-- TASK PROMPT --
Sift the material for lines containing "Sosna", and return them.

--- BEGIN RECORDS FOR THIS TASK ---

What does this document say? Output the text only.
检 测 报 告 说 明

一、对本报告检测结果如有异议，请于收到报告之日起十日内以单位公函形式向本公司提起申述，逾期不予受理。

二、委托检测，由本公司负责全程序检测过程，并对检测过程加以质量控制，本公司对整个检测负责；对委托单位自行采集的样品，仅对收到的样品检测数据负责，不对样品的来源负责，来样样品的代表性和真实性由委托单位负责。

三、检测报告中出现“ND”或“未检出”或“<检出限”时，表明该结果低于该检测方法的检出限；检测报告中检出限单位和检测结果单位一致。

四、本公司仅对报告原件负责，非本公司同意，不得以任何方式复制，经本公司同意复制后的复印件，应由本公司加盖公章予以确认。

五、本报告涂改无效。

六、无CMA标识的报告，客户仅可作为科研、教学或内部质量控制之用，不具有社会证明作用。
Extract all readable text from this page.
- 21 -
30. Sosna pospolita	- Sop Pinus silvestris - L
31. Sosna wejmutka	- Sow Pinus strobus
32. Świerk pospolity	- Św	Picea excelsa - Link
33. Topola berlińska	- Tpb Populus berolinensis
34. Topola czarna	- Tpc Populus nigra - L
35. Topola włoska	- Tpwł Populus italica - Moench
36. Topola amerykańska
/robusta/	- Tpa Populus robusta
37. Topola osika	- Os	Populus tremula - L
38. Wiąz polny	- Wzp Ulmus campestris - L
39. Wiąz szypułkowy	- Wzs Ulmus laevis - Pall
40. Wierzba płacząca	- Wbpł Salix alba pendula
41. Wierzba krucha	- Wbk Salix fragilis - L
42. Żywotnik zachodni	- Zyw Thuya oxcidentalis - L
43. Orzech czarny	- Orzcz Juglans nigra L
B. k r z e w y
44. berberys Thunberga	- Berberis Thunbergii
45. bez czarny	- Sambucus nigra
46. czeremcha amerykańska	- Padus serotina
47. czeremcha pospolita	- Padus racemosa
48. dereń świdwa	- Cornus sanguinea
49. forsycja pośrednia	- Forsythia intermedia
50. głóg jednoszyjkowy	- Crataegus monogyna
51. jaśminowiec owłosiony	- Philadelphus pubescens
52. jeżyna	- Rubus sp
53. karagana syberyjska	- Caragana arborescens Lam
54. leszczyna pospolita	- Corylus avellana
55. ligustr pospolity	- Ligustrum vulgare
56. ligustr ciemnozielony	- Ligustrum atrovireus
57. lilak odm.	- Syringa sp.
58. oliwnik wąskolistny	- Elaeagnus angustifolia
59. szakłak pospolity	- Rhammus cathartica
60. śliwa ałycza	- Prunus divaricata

--- END RECORDS FOR THIS TASK ---

-- CORRECT RESPONSE --
30. Sosna pospolita	- Sop Pinus silvestris - L
31. Sosna wejmutka	- Sow Pinus strobus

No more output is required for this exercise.